[BEGIN Data records]

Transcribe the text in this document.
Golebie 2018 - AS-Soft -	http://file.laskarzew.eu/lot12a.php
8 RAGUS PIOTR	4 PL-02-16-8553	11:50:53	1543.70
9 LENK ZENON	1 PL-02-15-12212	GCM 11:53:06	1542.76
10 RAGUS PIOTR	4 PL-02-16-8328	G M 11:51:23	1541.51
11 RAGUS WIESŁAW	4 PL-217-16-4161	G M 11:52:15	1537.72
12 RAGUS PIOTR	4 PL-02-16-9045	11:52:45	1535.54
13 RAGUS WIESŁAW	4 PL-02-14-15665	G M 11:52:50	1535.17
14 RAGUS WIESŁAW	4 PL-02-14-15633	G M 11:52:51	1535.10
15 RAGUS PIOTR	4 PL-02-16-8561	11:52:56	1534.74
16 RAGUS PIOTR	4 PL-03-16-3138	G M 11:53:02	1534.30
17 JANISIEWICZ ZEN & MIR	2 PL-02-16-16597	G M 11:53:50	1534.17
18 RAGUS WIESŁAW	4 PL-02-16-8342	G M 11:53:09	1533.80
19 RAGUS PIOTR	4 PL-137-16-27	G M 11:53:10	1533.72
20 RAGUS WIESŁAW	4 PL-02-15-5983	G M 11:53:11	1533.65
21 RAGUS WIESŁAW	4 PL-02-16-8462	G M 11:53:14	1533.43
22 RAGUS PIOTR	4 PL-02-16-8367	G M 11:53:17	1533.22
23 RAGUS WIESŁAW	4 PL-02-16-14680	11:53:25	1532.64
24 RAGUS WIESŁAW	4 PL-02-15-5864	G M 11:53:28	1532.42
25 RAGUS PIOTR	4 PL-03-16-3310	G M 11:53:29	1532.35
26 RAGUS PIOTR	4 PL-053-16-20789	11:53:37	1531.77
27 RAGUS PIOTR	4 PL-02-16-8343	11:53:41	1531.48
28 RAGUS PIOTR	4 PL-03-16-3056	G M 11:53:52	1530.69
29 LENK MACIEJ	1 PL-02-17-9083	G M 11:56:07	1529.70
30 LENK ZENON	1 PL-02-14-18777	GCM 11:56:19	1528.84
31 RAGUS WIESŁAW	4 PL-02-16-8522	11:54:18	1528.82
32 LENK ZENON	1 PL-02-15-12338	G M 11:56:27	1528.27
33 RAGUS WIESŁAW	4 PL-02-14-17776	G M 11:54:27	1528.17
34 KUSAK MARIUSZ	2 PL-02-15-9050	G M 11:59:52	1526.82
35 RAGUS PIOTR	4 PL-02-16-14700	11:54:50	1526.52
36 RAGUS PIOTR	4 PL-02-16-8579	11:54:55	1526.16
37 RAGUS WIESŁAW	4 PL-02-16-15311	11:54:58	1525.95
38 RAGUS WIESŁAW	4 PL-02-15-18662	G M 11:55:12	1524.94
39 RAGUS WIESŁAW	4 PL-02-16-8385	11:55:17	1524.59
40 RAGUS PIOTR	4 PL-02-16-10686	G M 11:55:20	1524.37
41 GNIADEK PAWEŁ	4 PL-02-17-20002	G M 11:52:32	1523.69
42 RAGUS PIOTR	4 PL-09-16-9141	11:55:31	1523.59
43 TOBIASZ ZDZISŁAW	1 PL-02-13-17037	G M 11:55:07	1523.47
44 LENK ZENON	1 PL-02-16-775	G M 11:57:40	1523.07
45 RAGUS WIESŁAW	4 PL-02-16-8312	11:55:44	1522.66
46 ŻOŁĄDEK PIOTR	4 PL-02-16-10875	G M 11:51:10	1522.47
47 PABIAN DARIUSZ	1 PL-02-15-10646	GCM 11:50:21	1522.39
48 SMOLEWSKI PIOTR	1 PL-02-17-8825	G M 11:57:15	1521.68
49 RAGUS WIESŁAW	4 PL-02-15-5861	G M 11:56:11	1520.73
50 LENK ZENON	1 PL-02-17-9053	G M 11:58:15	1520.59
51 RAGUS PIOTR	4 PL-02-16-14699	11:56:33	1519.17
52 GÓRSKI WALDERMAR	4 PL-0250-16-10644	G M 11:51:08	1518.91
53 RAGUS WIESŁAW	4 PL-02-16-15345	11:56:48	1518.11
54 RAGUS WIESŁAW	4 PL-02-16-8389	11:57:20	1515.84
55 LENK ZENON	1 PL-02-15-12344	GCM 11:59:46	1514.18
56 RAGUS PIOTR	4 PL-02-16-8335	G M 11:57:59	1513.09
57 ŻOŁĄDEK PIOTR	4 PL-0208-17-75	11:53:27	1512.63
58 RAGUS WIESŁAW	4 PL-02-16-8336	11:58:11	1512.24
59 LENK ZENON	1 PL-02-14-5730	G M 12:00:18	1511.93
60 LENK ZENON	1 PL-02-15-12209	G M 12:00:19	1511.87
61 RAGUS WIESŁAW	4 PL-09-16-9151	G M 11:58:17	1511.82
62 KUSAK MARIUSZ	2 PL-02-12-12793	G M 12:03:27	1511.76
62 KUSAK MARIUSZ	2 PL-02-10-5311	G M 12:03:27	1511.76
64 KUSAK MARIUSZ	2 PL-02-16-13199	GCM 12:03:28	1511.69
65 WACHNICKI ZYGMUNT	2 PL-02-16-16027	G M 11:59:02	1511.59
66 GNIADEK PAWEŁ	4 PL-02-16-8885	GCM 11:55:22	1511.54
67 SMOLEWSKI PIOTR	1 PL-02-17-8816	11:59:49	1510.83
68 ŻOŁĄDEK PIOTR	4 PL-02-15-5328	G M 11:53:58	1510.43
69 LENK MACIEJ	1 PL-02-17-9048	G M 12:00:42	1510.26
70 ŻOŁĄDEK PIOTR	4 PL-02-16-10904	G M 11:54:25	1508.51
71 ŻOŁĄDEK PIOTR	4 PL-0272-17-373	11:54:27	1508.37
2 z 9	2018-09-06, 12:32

[END Data records]

Problem requirements →
Restate each entry exactly, skipping none.

Solution to this problem →
Transcribe the text in this document.
Golebie 2018 - AS-Soft -	http://file.laskarzew.eu/lot12a.php
8 RAGUS PIOTR	4 PL-02-16-8553	11:50:53	1543.70
9 LENK ZENON	1 PL-02-15-12212	GCM 11:53:06	1542.76
10 RAGUS PIOTR	4 PL-02-16-8328	G M 11:51:23	1541.51
11 RAGUS WIESŁAW	4 PL-217-16-4161	G M 11:52:15	1537.72
12 RAGUS PIOTR	4 PL-02-16-9045	11:52:45	1535.54
13 RAGUS WIESŁAW	4 PL-02-14-15665	G M 11:52:50	1535.17
14 RAGUS WIESŁAW	4 PL-02-14-15633	G M 11:52:51	1535.10
15 RAGUS PIOTR	4 PL-02-16-8561	11:52:56	1534.74
16 RAGUS PIOTR	4 PL-03-16-3138	G M 11:53:02	1534.30
17 JANISIEWICZ ZEN & MIR	2 PL-02-16-16597	G M 11:53:50	1534.17
18 RAGUS WIESŁAW	4 PL-02-16-8342	G M 11:53:09	1533.80
19 RAGUS PIOTR	4 PL-137-16-27	G M 11:53:10	1533.72
20 RAGUS WIESŁAW	4 PL-02-15-5983	G M 11:53:11	1533.65
21 RAGUS WIESŁAW	4 PL-02-16-8462	G M 11:53:14	1533.43
22 RAGUS PIOTR	4 PL-02-16-8367	G M 11:53:17	1533.22
23 RAGUS WIESŁAW	4 PL-02-16-14680	11:53:25	1532.64
24 RAGUS WIESŁAW	4 PL-02-15-5864	G M 11:53:28	1532.42
25 RAGUS PIOTR	4 PL-03-16-3310	G M 11:53:29	1532.35
26 RAGUS PIOTR	4 PL-053-16-20789	11:53:37	1531.77
27 RAGUS PIOTR	4 PL-02-16-8343	11:53:41	1531.48
28 RAGUS PIOTR	4 PL-03-16-3056	G M 11:53:52	1530.69
29 LENK MACIEJ	1 PL-02-17-9083	G M 11:56:07	1529.70
30 LENK ZENON	1 PL-02-14-18777	GCM 11:56:19	1528.84
31 RAGUS WIESŁAW	4 PL-02-16-8522	11:54:18	1528.82
32 LENK ZENON	1 PL-02-15-12338	G M 11:56:27	1528.27
33 RAGUS WIESŁAW	4 PL-02-14-17776	G M 11:54:27	1528.17
34 KUSAK MARIUSZ	2 PL-02-15-9050	G M 11:59:52	1526.82
35 RAGUS PIOTR	4 PL-02-16-14700	11:54:50	1526.52
36 RAGUS PIOTR	4 PL-02-16-8579	11:54:55	1526.16
37 RAGUS WIESŁAW	4 PL-02-16-15311	11:54:58	1525.95
38 RAGUS WIESŁAW	4 PL-02-15-18662	G M 11:55:12	1524.94
39 RAGUS WIESŁAW	4 PL-02-16-8385	11:55:17	1524.59
40 RAGUS PIOTR	4 PL-02-16-10686	G M 11:55:20	1524.37
41 GNIADEK PAWEŁ	4 PL-02-17-20002	G M 11:52:32	1523.69
42 RAGUS PIOTR	4 PL-09-16-9141	11:55:31	1523.59
43 TOBIASZ ZDZISŁAW	1 PL-02-13-17037	G M 11:55:07	1523.47
44 LENK ZENON	1 PL-02-16-775	G M 11:57:40	1523.07
45 RAGUS WIESŁAW	4 PL-02-16-8312	11:55:44	1522.66
46 ŻOŁĄDEK PIOTR	4 PL-02-16-10875	G M 11:51:10	1522.47
47 PABIAN DARIUSZ	1 PL-02-15-10646	GCM 11:50:21	1522.39
48 SMOLEWSKI PIOTR	1 PL-02-17-8825	G M 11:57:15	1521.68
49 RAGUS WIESŁAW	4 PL-02-15-5861	G M 11:56:11	1520.73
50 LENK ZENON	1 PL-02-17-9053	G M 11:58:15	1520.59
51 RAGUS PIOTR	4 PL-02-16-14699	11:56:33	1519.17
52 GÓRSKI WALDERMAR	4 PL-0250-16-10644	G M 11:51:08	1518.91
53 RAGUS WIESŁAW	4 PL-02-16-15345	11:56:48	1518.11
54 RAGUS WIESŁAW	4 PL-02-16-8389	11:57:20	1515.84
55 LENK ZENON	1 PL-02-15-12344	GCM 11:59:46	1514.18
56 RAGUS PIOTR	4 PL-02-16-8335	G M 11:57:59	1513.09
57 ŻOŁĄDEK PIOTR	4 PL-0208-17-75	11:53:27	1512.63
58 RAGUS WIESŁAW	4 PL-02-16-8336	11:58:11	1512.24
59 LENK ZENON	1 PL-02-14-5730	G M 12:00:18	1511.93
60 LENK ZENON	1 PL-02-15-12209	G M 12:00:19	1511.87
61 RAGUS WIESŁAW	4 PL-09-16-9151	G M 11:58:17	1511.82
62 KUSAK MARIUSZ	2 PL-02-12-12793	G M 12:03:27	1511.76
62 KUSAK MARIUSZ	2 PL-02-10-5311	G M 12:03:27	1511.76
64 KUSAK MARIUSZ	2 PL-02-16-13199	GCM 12:03:28	1511.69
65 WACHNICKI ZYGMUNT	2 PL-02-16-16027	G M 11:59:02	1511.59
66 GNIADEK PAWEŁ	4 PL-02-16-8885	GCM 11:55:22	1511.54
67 SMOLEWSKI PIOTR	1 PL-02-17-8816	11:59:49	1510.83
68 ŻOŁĄDEK PIOTR	4 PL-02-15-5328	G M 11:53:58	1510.43
69 LENK MACIEJ	1 PL-02-17-9048	G M 12:00:42	1510.26
70 ŻOŁĄDEK PIOTR	4 PL-02-16-10904	G M 11:54:25	1508.51
71 ŻOŁĄDEK PIOTR	4 PL-0272-17-373	11:54:27	1508.37
2 z 9	2018-09-06, 12:32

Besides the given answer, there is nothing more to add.